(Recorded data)
* * *
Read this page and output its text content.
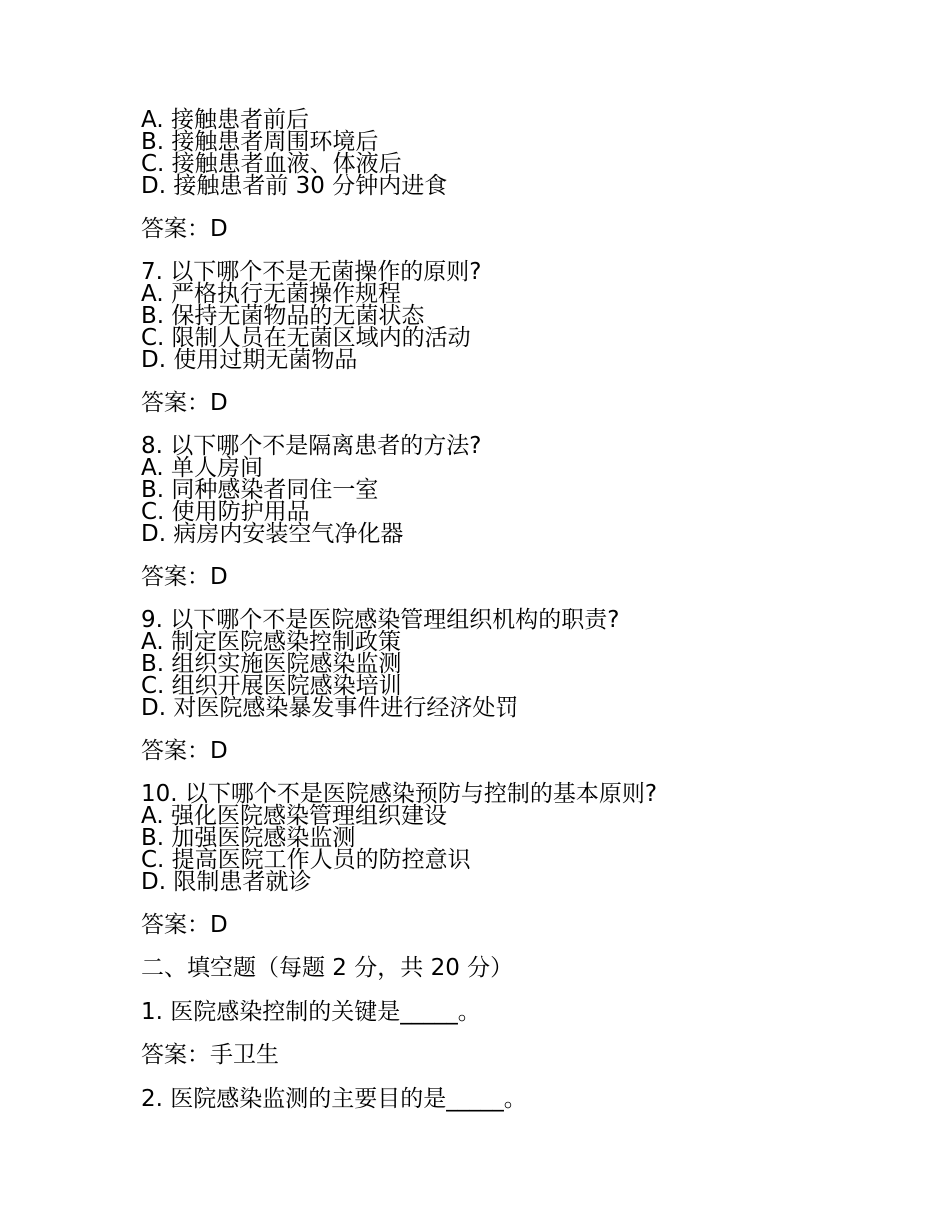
A. 接触患者前后

B. 接触患者周围环境后

C. 接触患者血液、体液后

D. 接触患者前 30 分钟内进食

答案：D

7. 以下哪个不是无菌操作的原则?

A. 严格执行无菌操作规程

B. 保持无菌物品的无菌状态

C. 限制人员在无菌区域内的活动

D. 使用过期无菌物品

答案：D

8. 以下哪个不是隔离患者的方法?

A. 单人房间

B. 同种感染者同住一室

C. 使用防护用品

D. 病房内安装空气净化器

答案：D

9. 以下哪个不是医院感染管理组织机构的职责?

A. 制定医院感染控制政策

B. 组织实施医院感染监测

C. 组织开展医院感染培训

D. 对医院感染暴发事件进行经济处罚

答案：D

10. 以下哪个不是医院感染预防与控制的基本原则?

A. 强化医院感染管理组织建设

B. 加强医院感染监测

C. 提高医院工作人员的防控意识

D. 限制患者就诊

答案：D

二、填空题（每题 2 分，共 20 分）

1. 医院感染控制的关键是_____。

答案：手卫生

2. 医院感染监测的主要目的是_____。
* * *
TASK TO CARRY OUT —
Make an exact copy of every record, pictures excluded.

FINISHED EXERCISE —
Read this page and output its text content.
A. 接触患者前后

B. 接触患者周围环境后

C. 接触患者血液、体液后

D. 接触患者前 30 分钟内进食

答案：D

7. 以下哪个不是无菌操作的原则?

A. 严格执行无菌操作规程

B. 保持无菌物品的无菌状态

C. 限制人员在无菌区域内的活动

D. 使用过期无菌物品

答案：D

8. 以下哪个不是隔离患者的方法?

A. 单人房间

B. 同种感染者同住一室

C. 使用防护用品

D. 病房内安装空气净化器

答案：D

9. 以下哪个不是医院感染管理组织机构的职责?

A. 制定医院感染控制政策

B. 组织实施医院感染监测

C. 组织开展医院感染培训

D. 对医院感染暴发事件进行经济处罚

答案：D

10. 以下哪个不是医院感染预防与控制的基本原则?

A. 强化医院感染管理组织建设

B. 加强医院感染监测

C. 提高医院工作人员的防控意识

D. 限制患者就诊

答案：D

二、填空题（每题 2 分，共 20 分）

1. 医院感染控制的关键是_____。

答案：手卫生

2. 医院感染监测的主要目的是_____。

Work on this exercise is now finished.